Stored dataset items
------------------------------

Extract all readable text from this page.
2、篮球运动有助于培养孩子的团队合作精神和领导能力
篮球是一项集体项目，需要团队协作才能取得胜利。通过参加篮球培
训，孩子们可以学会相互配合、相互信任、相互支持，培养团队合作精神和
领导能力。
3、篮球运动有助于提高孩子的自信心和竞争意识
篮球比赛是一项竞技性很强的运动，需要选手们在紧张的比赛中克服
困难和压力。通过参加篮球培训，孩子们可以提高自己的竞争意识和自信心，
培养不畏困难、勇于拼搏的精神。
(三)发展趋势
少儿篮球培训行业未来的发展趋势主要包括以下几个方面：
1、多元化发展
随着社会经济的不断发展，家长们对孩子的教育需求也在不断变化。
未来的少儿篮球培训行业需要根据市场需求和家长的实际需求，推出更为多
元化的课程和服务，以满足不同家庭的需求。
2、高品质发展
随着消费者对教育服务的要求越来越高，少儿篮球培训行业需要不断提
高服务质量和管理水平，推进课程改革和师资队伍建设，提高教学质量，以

------------------------------

■ Directions for this task: Copy the material above, line for line.

■ Task solution:
Extract all readable text from this page.
2、篮球运动有助于培养孩子的团队合作精神和领导能力
篮球是一项集体项目，需要团队协作才能取得胜利。通过参加篮球培
训，孩子们可以学会相互配合、相互信任、相互支持，培养团队合作精神和
领导能力。
3、篮球运动有助于提高孩子的自信心和竞争意识
篮球比赛是一项竞技性很强的运动，需要选手们在紧张的比赛中克服
困难和压力。通过参加篮球培训，孩子们可以提高自己的竞争意识和自信心，
培养不畏困难、勇于拼搏的精神。
(三)发展趋势
少儿篮球培训行业未来的发展趋势主要包括以下几个方面：
1、多元化发展
随着社会经济的不断发展，家长们对孩子的教育需求也在不断变化。
未来的少儿篮球培训行业需要根据市场需求和家长的实际需求，推出更为多
元化的课程和服务，以满足不同家庭的需求。
2、高品质发展
随着消费者对教育服务的要求越来越高，少儿篮球培训行业需要不断提
高服务质量和管理水平，推进课程改革和师资队伍建设，提高教学质量，以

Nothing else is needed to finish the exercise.